§ Given records
#####
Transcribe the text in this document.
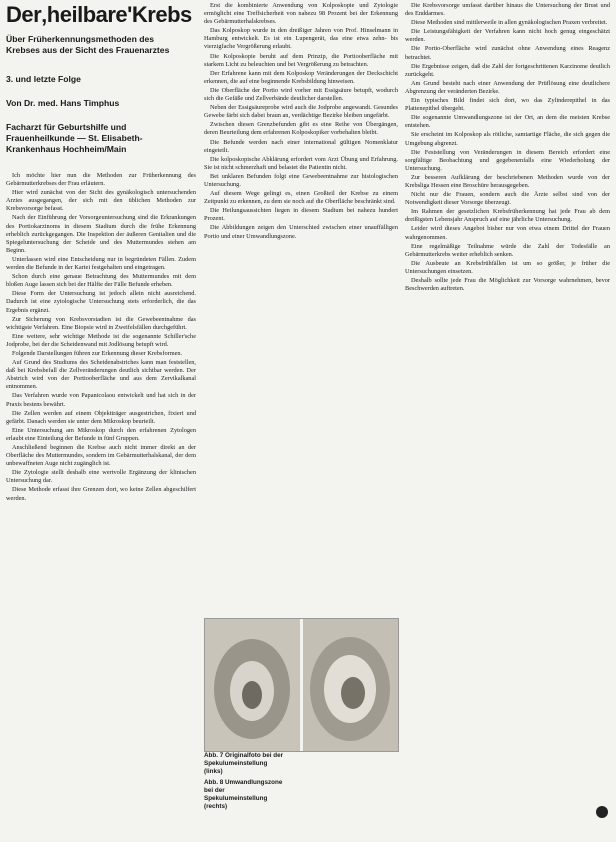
Der‚heilbare'Krebs

Über Früherkennungsmethoden des Krebses aus der Sicht des Frauenarztes

3. und letzte Folge

Von Dr. med. Hans Timphus

Facharzt für Geburtshilfe und Frauenheilkunde — St. Elisabeth-Krankenhaus Hochheim/Main

Ich möchte hier nun die Methoden zur Früherkennung des Gebärmutterkrebses der Frau erläutern.

Hier wird zunächst von der Sicht des gynäkologisch untersuchenden Arztes ausgegangen, der sich mit den üblichen Methoden zur Krebsvorsorge befasst.

Nach der Einführung der Vorsorgeuntersuchung sind die Erkrankungen des Portiokarzinoms in diesem Stadium durch die frühe Erkennung erheblich zurückgegangen. Die Inspektion der äußeren Genitalien und die Spiegeluntersuchung der Scheide und des Muttermundes stehen am Beginn.

Unterlassen wird eine Entscheidung nur in begründeten Fällen. Zudem werden die Befunde in der Kartei festgehalten und eingetragen.

Schon durch eine genaue Betrachtung des Muttermundes mit dem bloßen Auge lassen sich bei der Hälfte der Fälle Befunde erheben.

Diese Form der Untersuchung ist jedoch allein nicht ausreichend. Dadurch ist eine zytologische Untersuchung stets erforderlich, die das Ergebnis ergänzt.

Zur Sicherung von Krebsvorstadien ist die Gewebeentnahme das wichtigste Verfahren. Eine Biopsie wird in Zweifelsfällen durchgeführt.

Eine weitere, sehr wichtige Methode ist die sogenannte Schiller'sche Jodprobe, bei der die Scheidenwand mit Jodlösung betupft wird.

Folgende Darstellungen führen zur Erkennung dieser Krebsformen.

Auf Grund des Studiums des Scheidenabstriches kann man feststellen, daß bei Krebsbefall die Zellveränderungen deutlich sichtbar werden. Der Abstrich wird von der Portiooberfläche und aus dem Zervikalkanal entnommen.

Das Verfahren wurde von Papanicolaou entwickelt und hat sich in der Praxis bestens bewährt.

Die Zellen werden auf einem Objektträger ausgestrichen, fixiert und gefärbt. Danach werden sie unter dem Mikroskop beurteilt.

Eine Untersuchung am Mikroskop durch den erfahrenen Zytologen erlaubt eine Einteilung der Befunde in fünf Gruppen.

Anschließend beginnen die Krebse auch nicht immer direkt an der Oberfläche des Muttermundes, sondern im Gebärmutterhalskanal, der dem unbewaffneten Auge nicht zugänglich ist.

Die Zytologie stellt deshalb eine wertvolle Ergänzung der klinischen Untersuchung dar.

Diese Methode erfasst ihre Grenzen dort, wo keine Zellen abgeschilfert werden.

Erst die kombinierte Anwendung von Kolposkopie und Zytologie ermöglicht eine Treffsicherheit von nahezu 98 Prozent bei der Erkennung des Gebärmutterhalskrebses.

Das Kolposkop wurde in den dreißiger Jahren von Prof. Hinselmann in Hamburg entwickelt. Es ist ein Lupengerät, das eine etwa zehn- bis vierzigfache Vergrößerung erlaubt.

Die Kolposkopie beruht auf dem Prinzip, die Portiooberfläche mit starkem Licht zu beleuchten und bei Vergrößerung zu betrachten.

Der Erfahrene kann mit dem Kolposkop Veränderungen der Deckschicht erkennen, die auf eine beginnende Krebsbildung hinweisen.

Die Oberfläche der Portio wird vorher mit Essigsäure betupft, wodurch sich die Gefäße und Zellverbände deutlicher darstellen.

Neben der Essigsäureprobe wird auch die Jodprobe angewandt. Gesundes Gewebe färbt sich dabei braun an, verdächtige Bezirke bleiben ungefärbt.

Zwischen diesen Grenzbefunden gibt es eine Reihe von Übergängen, deren Beurteilung dem erfahrenen Kolposkopiker vorbehalten bleibt.

Die Befunde werden nach einer international gültigen Nomenklatur eingeteilt.

Die kolposkopische Abklärung erfordert vom Arzt Übung und Erfahrung. Sie ist nicht schmerzhaft und belastet die Patientin nicht.

Bei unklaren Befunden folgt eine Gewebeentnahme zur histologischen Untersuchung.

Auf diesem Wege gelingt es, einen Großteil der Krebse zu einem Zeitpunkt zu erkennen, zu dem sie noch auf die Oberfläche beschränkt sind.

Die Heilungsaussichten liegen in diesem Stadium bei nahezu hundert Prozent.

Die Abbildungen zeigen den Unterschied zwischen einer unauffälligen Portio und einer Umwandlungszone.

Die Krebsvorsorge umfasst darüber hinaus die Untersuchung der Brust und des Enddarmes.

Diese Methoden sind mittlerweile in allen gynäkologischen Praxen verbreitet.

Die Leistungsfähigkeit der Verfahren kann nicht hoch genug eingeschätzt werden.

Die Portio-Oberfläche wird zunächst ohne Anwendung eines Reagenz betrachtet.

Die Ergebnisse zeigen, daß die Zahl der fortgeschrittenen Karzinome deutlich zurückgeht.

Am Grund besteht nach einer Anwendung der Prüflösung eine deutlichere Abgrenzung der veränderten Bezirke.

Ein typisches Bild findet sich dort, wo das Zylinderepithel in das Plattenepithel übergeht.

Die sogenannte Umwandlungszone ist der Ort, an dem die meisten Krebse entstehen.

Sie erscheint im Kolposkop als rötliche, samtartige Fläche, die sich gegen die Umgebung abgrenzt.

Die Feststellung von Veränderungen in diesem Bereich erfordert eine sorgfältige Beobachtung und gegebenenfalls eine Wiederholung der Untersuchung.

Zur besseren Aufklärung der beschriebenen Methoden wurde von der Krebsliga Hessen eine Broschüre herausgegeben.

Nicht nur die Frauen, sondern auch die Ärzte selbst sind von der Notwendigkeit dieser Vorsorge überzeugt.

Im Rahmen der gesetzlichen Krebsfrüherkennung hat jede Frau ab dem dreißigsten Lebensjahr Anspruch auf eine jährliche Untersuchung.

Leider wird dieses Angebot bisher nur von etwa einem Drittel der Frauen wahrgenommen.

Eine regelmäßige Teilnahme würde die Zahl der Todesfälle an Gebärmutterkrebs weiter erheblich senken.

Die Ausbeute an Krebsfrühfällen ist um so größer, je früher die Untersuchungen einsetzen.

Deshalb sollte jede Frau die Möglichkeit zur Vorsorge wahrnehmen, bevor Beschwerden auftreten.

Abb. 7 Originalfoto bei der Spekulumeinstellung (links)

Abb. 8 Umwandlungszone bei der Spekulumeinstellung (rechts)
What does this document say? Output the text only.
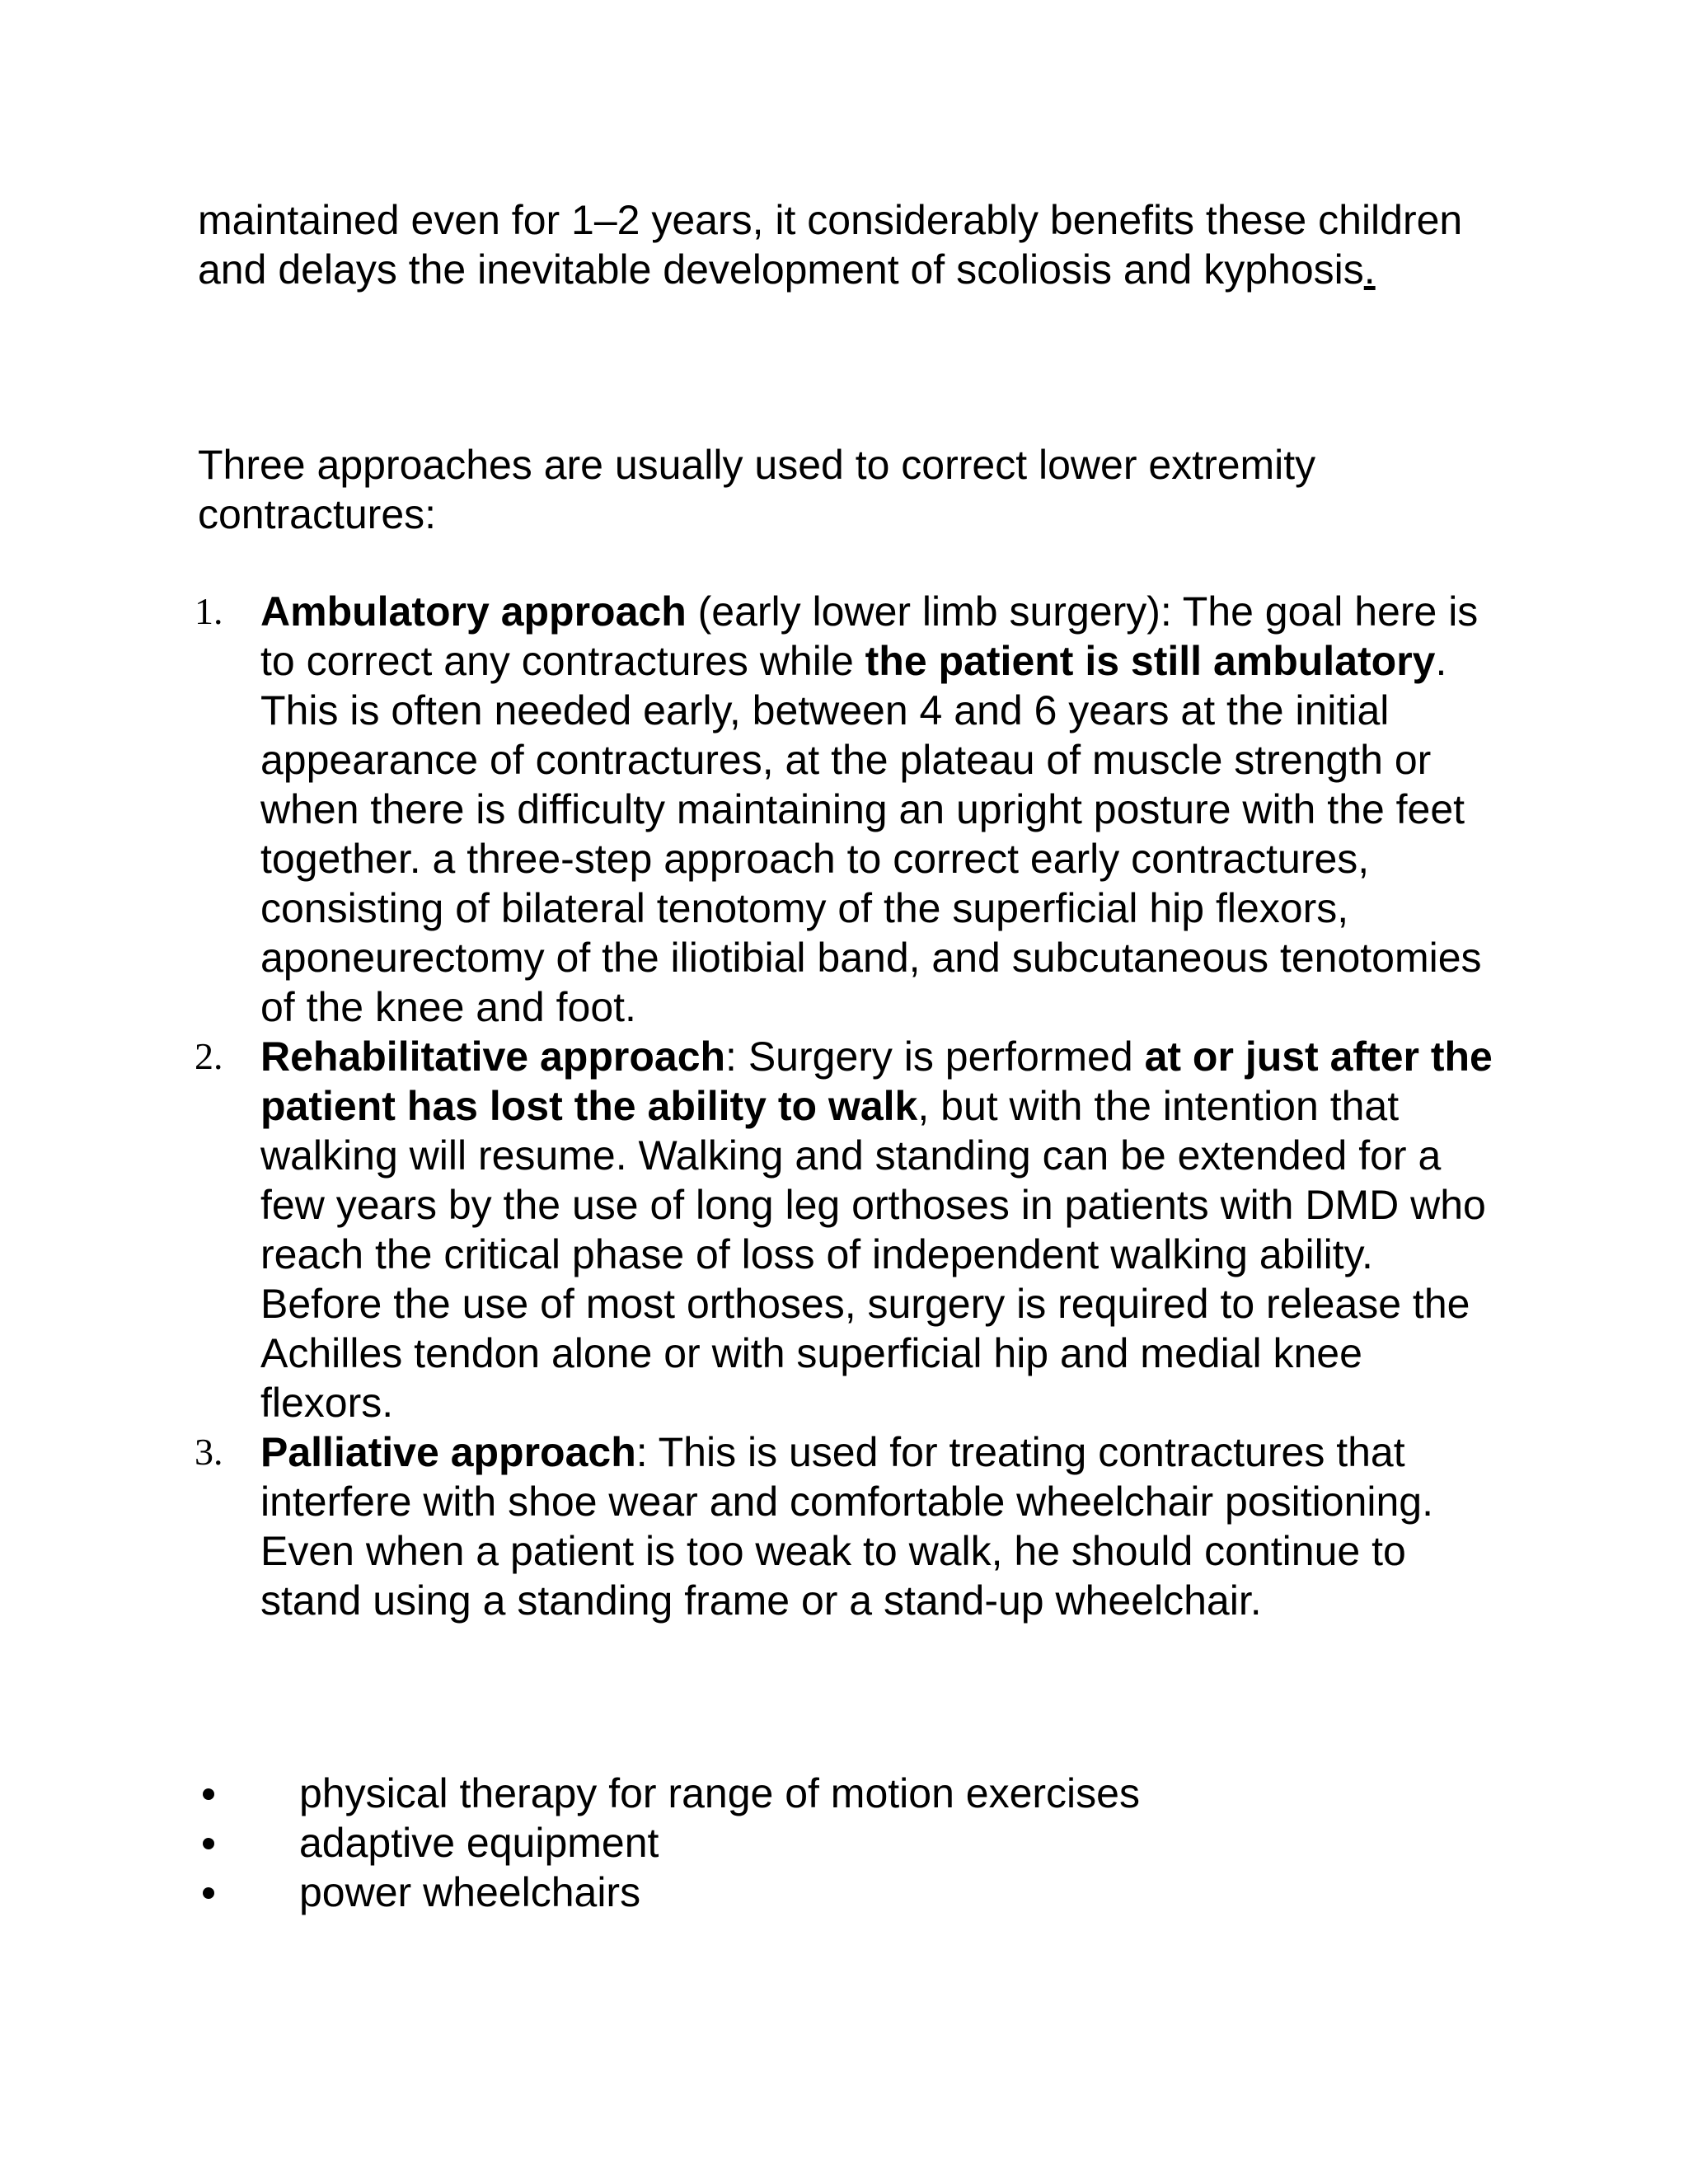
maintained even for 1–2 years, it considerably benefits these children and delays the inevitable development of scoliosis and kyphosis.

Three approaches are usually used to correct lower extremity contractures:

1. Ambulatory approach (early lower limb surgery): The goal here is to correct any contractures while the patient is still ambulatory. This is often needed early, between 4 and 6 years at the initial appearance of contractures, at the plateau of muscle strength or when there is difficulty maintaining an upright posture with the feet together. a three-step approach to correct early contractures, consisting of bilateral tenotomy of the superficial hip flexors, aponeurectomy of the iliotibial band, and subcutaneous tenotomies of the knee and foot.
2. Rehabilitative approach: Surgery is performed at or just after the patient has lost the ability to walk, but with the intention that walking will resume. Walking and standing can be extended for a few years by the use of long leg orthoses in patients with DMD who reach the critical phase of loss of independent walking ability. Before the use of most orthoses, surgery is required to release the Achilles tendon alone or with superficial hip and medial knee flexors.
3. Palliative approach: This is used for treating contractures that interfere with shoe wear and comfortable wheelchair positioning. Even when a patient is too weak to walk, he should continue to stand using a standing frame or a stand-up wheelchair.
physical therapy for range of motion exercises
adaptive equipment
power wheelchairs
#####
§ Problem to solve
Without the pictures, repeat all the records word for word.

§ Answer to this task
Transcribe the text in this document.
Der‚heilbare'Krebs

Über Früherkennungsmethoden des Krebses aus der Sicht des Frauenarztes

3. und letzte Folge

Von Dr. med. Hans Timphus

Facharzt für Geburtshilfe und Frauenheilkunde — St. Elisabeth-Krankenhaus Hochheim/Main

Ich möchte hier nun die Methoden zur Früherkennung des Gebärmutterkrebses der Frau erläutern.

Hier wird zunächst von der Sicht des gynäkologisch untersuchenden Arztes ausgegangen, der sich mit den üblichen Methoden zur Krebsvorsorge befasst.

Nach der Einführung der Vorsorgeuntersuchung sind die Erkrankungen des Portiokarzinoms in diesem Stadium durch die frühe Erkennung erheblich zurückgegangen. Die Inspektion der äußeren Genitalien und die Spiegeluntersuchung der Scheide und des Muttermundes stehen am Beginn.

Unterlassen wird eine Entscheidung nur in begründeten Fällen. Zudem werden die Befunde in der Kartei festgehalten und eingetragen.

Schon durch eine genaue Betrachtung des Muttermundes mit dem bloßen Auge lassen sich bei der Hälfte der Fälle Befunde erheben.

Diese Form der Untersuchung ist jedoch allein nicht ausreichend. Dadurch ist eine zytologische Untersuchung stets erforderlich, die das Ergebnis ergänzt.

Zur Sicherung von Krebsvorstadien ist die Gewebeentnahme das wichtigste Verfahren. Eine Biopsie wird in Zweifelsfällen durchgeführt.

Eine weitere, sehr wichtige Methode ist die sogenannte Schiller'sche Jodprobe, bei der die Scheidenwand mit Jodlösung betupft wird.

Folgende Darstellungen führen zur Erkennung dieser Krebsformen.

Auf Grund des Studiums des Scheidenabstriches kann man feststellen, daß bei Krebsbefall die Zellveränderungen deutlich sichtbar werden. Der Abstrich wird von der Portiooberfläche und aus dem Zervikalkanal entnommen.

Das Verfahren wurde von Papanicolaou entwickelt und hat sich in der Praxis bestens bewährt.

Die Zellen werden auf einem Objektträger ausgestrichen, fixiert und gefärbt. Danach werden sie unter dem Mikroskop beurteilt.

Eine Untersuchung am Mikroskop durch den erfahrenen Zytologen erlaubt eine Einteilung der Befunde in fünf Gruppen.

Anschließend beginnen die Krebse auch nicht immer direkt an der Oberfläche des Muttermundes, sondern im Gebärmutterhalskanal, der dem unbewaffneten Auge nicht zugänglich ist.

Die Zytologie stellt deshalb eine wertvolle Ergänzung der klinischen Untersuchung dar.

Diese Methode erfasst ihre Grenzen dort, wo keine Zellen abgeschilfert werden.

Erst die kombinierte Anwendung von Kolposkopie und Zytologie ermöglicht eine Treffsicherheit von nahezu 98 Prozent bei der Erkennung des Gebärmutterhalskrebses.

Das Kolposkop wurde in den dreißiger Jahren von Prof. Hinselmann in Hamburg entwickelt. Es ist ein Lupengerät, das eine etwa zehn- bis vierzigfache Vergrößerung erlaubt.

Die Kolposkopie beruht auf dem Prinzip, die Portiooberfläche mit starkem Licht zu beleuchten und bei Vergrößerung zu betrachten.

Der Erfahrene kann mit dem Kolposkop Veränderungen der Deckschicht erkennen, die auf eine beginnende Krebsbildung hinweisen.

Die Oberfläche der Portio wird vorher mit Essigsäure betupft, wodurch sich die Gefäße und Zellverbände deutlicher darstellen.

Neben der Essigsäureprobe wird auch die Jodprobe angewandt. Gesundes Gewebe färbt sich dabei braun an, verdächtige Bezirke bleiben ungefärbt.

Zwischen diesen Grenzbefunden gibt es eine Reihe von Übergängen, deren Beurteilung dem erfahrenen Kolposkopiker vorbehalten bleibt.

Die Befunde werden nach einer international gültigen Nomenklatur eingeteilt.

Die kolposkopische Abklärung erfordert vom Arzt Übung und Erfahrung. Sie ist nicht schmerzhaft und belastet die Patientin nicht.

Bei unklaren Befunden folgt eine Gewebeentnahme zur histologischen Untersuchung.

Auf diesem Wege gelingt es, einen Großteil der Krebse zu einem Zeitpunkt zu erkennen, zu dem sie noch auf die Oberfläche beschränkt sind.

Die Heilungsaussichten liegen in diesem Stadium bei nahezu hundert Prozent.

Die Abbildungen zeigen den Unterschied zwischen einer unauffälligen Portio und einer Umwandlungszone.

Die Krebsvorsorge umfasst darüber hinaus die Untersuchung der Brust und des Enddarmes.

Diese Methoden sind mittlerweile in allen gynäkologischen Praxen verbreitet.

Die Leistungsfähigkeit der Verfahren kann nicht hoch genug eingeschätzt werden.

Die Portio-Oberfläche wird zunächst ohne Anwendung eines Reagenz betrachtet.

Die Ergebnisse zeigen, daß die Zahl der fortgeschrittenen Karzinome deutlich zurückgeht.

Am Grund besteht nach einer Anwendung der Prüflösung eine deutlichere Abgrenzung der veränderten Bezirke.

Ein typisches Bild findet sich dort, wo das Zylinderepithel in das Plattenepithel übergeht.

Die sogenannte Umwandlungszone ist der Ort, an dem die meisten Krebse entstehen.

Sie erscheint im Kolposkop als rötliche, samtartige Fläche, die sich gegen die Umgebung abgrenzt.

Die Feststellung von Veränderungen in diesem Bereich erfordert eine sorgfältige Beobachtung und gegebenenfalls eine Wiederholung der Untersuchung.

Zur besseren Aufklärung der beschriebenen Methoden wurde von der Krebsliga Hessen eine Broschüre herausgegeben.

Nicht nur die Frauen, sondern auch die Ärzte selbst sind von der Notwendigkeit dieser Vorsorge überzeugt.

Im Rahmen der gesetzlichen Krebsfrüherkennung hat jede Frau ab dem dreißigsten Lebensjahr Anspruch auf eine jährliche Untersuchung.

Leider wird dieses Angebot bisher nur von etwa einem Drittel der Frauen wahrgenommen.

Eine regelmäßige Teilnahme würde die Zahl der Todesfälle an Gebärmutterkrebs weiter erheblich senken.

Die Ausbeute an Krebsfrühfällen ist um so größer, je früher die Untersuchungen einsetzen.

Deshalb sollte jede Frau die Möglichkeit zur Vorsorge wahrnehmen, bevor Beschwerden auftreten.

Abb. 7 Originalfoto bei der Spekulumeinstellung (links)

Abb. 8 Umwandlungszone bei der Spekulumeinstellung (rechts)
What does this document say? Output the text only.
maintained even for 1–2 years, it considerably benefits these children and delays the inevitable development of scoliosis and kyphosis.

Three approaches are usually used to correct lower extremity contractures:

1. Ambulatory approach (early lower limb surgery): The goal here is to correct any contractures while the patient is still ambulatory. This is often needed early, between 4 and 6 years at the initial appearance of contractures, at the plateau of muscle strength or when there is difficulty maintaining an upright posture with the feet together. a three-step approach to correct early contractures, consisting of bilateral tenotomy of the superficial hip flexors, aponeurectomy of the iliotibial band, and subcutaneous tenotomies of the knee and foot.
2. Rehabilitative approach: Surgery is performed at or just after the patient has lost the ability to walk, but with the intention that walking will resume. Walking and standing can be extended for a few years by the use of long leg orthoses in patients with DMD who reach the critical phase of loss of independent walking ability. Before the use of most orthoses, surgery is required to release the Achilles tendon alone or with superficial hip and medial knee flexors.
3. Palliative approach: This is used for treating contractures that interfere with shoe wear and comfortable wheelchair positioning. Even when a patient is too weak to walk, he should continue to stand using a standing frame or a stand-up wheelchair.
physical therapy for range of motion exercises
adaptive equipment
power wheelchairs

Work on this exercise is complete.